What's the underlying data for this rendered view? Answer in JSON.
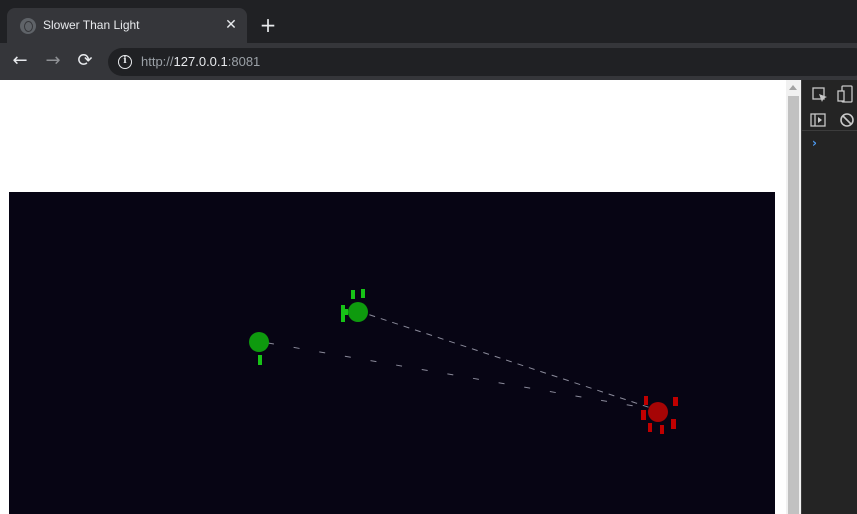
{
  "browser": {
    "tab_title": "Slower Than Light",
    "tab_close_glyph": "✕",
    "new_tab_glyph": "+",
    "url_scheme": "http://",
    "url_host": "127.0.0.1",
    "url_port": ":8081",
    "back_glyph": "←",
    "forward_glyph": "→",
    "reload_glyph": "⟳",
    "info_glyph": "i"
  },
  "devtools": {
    "prompt_glyph": "›",
    "icons": [
      "inspect-element-icon",
      "device-toolbar-icon",
      "show-console-sidebar-icon",
      "clear-console-icon"
    ]
  },
  "game": {
    "colors": {
      "background": "#070514",
      "friendly": "#0e9a0e",
      "friendly_mark": "#17c317",
      "enemy": "#a60505",
      "enemy_mark": "#c00000",
      "route": "#8a8a9a"
    },
    "ships": [
      {
        "id": "friendly-ship-1",
        "faction": "friendly"
      },
      {
        "id": "friendly-ship-2",
        "faction": "friendly"
      },
      {
        "id": "enemy-ship-1",
        "faction": "enemy"
      }
    ]
  }
}
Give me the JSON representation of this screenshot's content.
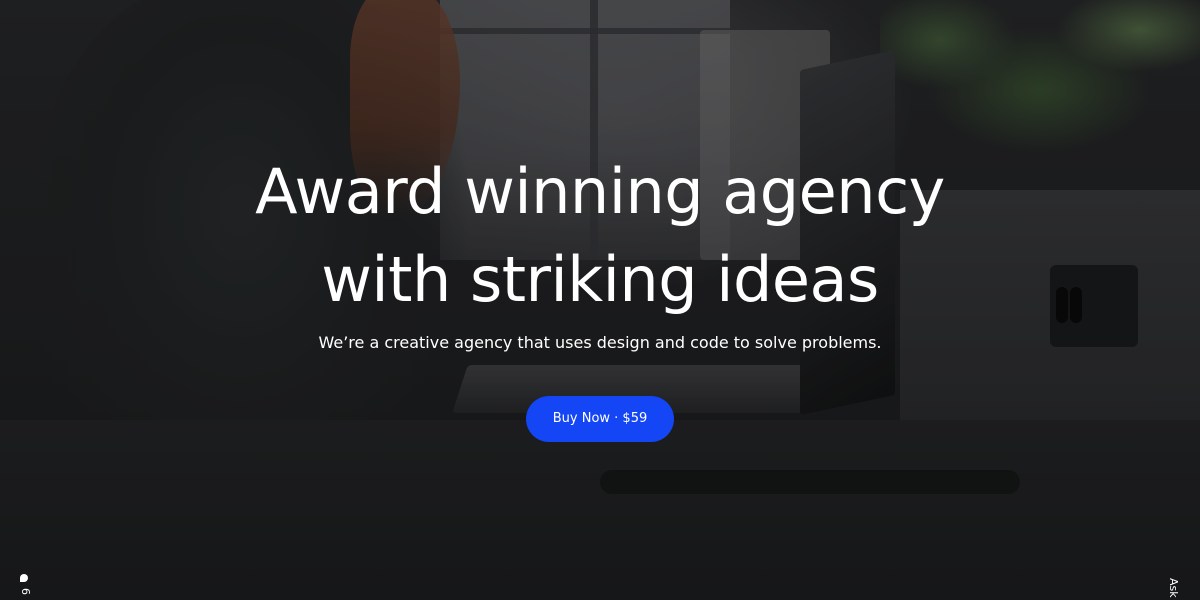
{
  "hero": {
    "headline_line1": "Award winning agency",
    "headline_line2": "with striking ideas",
    "subtitle": "We’re a creative agency that uses design and code to solve problems.",
    "cta_label": "Buy Now · $59",
    "cta_color": "#1446f5"
  },
  "edge_widgets": {
    "left_icon": "chat-bubble-icon",
    "left_text": "6",
    "right_text": "Ask"
  }
}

Exercise prompt: Quote the records in their entirety, keeping the wording exact and excluding pictures.

Answer for the task:
What's the underlying data for this rendered view? Answer in JSON.
{
  "browser": {
    "tab_title": "Slower Than Light",
    "tab_close_glyph": "✕",
    "new_tab_glyph": "+",
    "url_scheme": "http://",
    "url_host": "127.0.0.1",
    "url_port": ":8081",
    "back_glyph": "←",
    "forward_glyph": "→",
    "reload_glyph": "⟳",
    "info_glyph": "i"
  },
  "devtools": {
    "prompt_glyph": "›",
    "icons": [
      "inspect-element-icon",
      "device-toolbar-icon",
      "show-console-sidebar-icon",
      "clear-console-icon"
    ]
  },
  "game": {
    "colors": {
      "background": "#070514",
      "friendly": "#0e9a0e",
      "friendly_mark": "#17c317",
      "enemy": "#a60505",
      "enemy_mark": "#c00000",
      "route": "#8a8a9a"
    },
    "ships": [
      {
        "id": "friendly-ship-1",
        "faction": "friendly"
      },
      {
        "id": "friendly-ship-2",
        "faction": "friendly"
      },
      {
        "id": "enemy-ship-1",
        "faction": "enemy"
      }
    ]
  }
}
Give me the JSON representation of this screenshot's content.
{
  "hero": {
    "headline_line1": "Award winning agency",
    "headline_line2": "with striking ideas",
    "subtitle": "We’re a creative agency that uses design and code to solve problems.",
    "cta_label": "Buy Now · $59",
    "cta_color": "#1446f5"
  },
  "edge_widgets": {
    "left_icon": "chat-bubble-icon",
    "left_text": "6",
    "right_text": "Ask"
  }
}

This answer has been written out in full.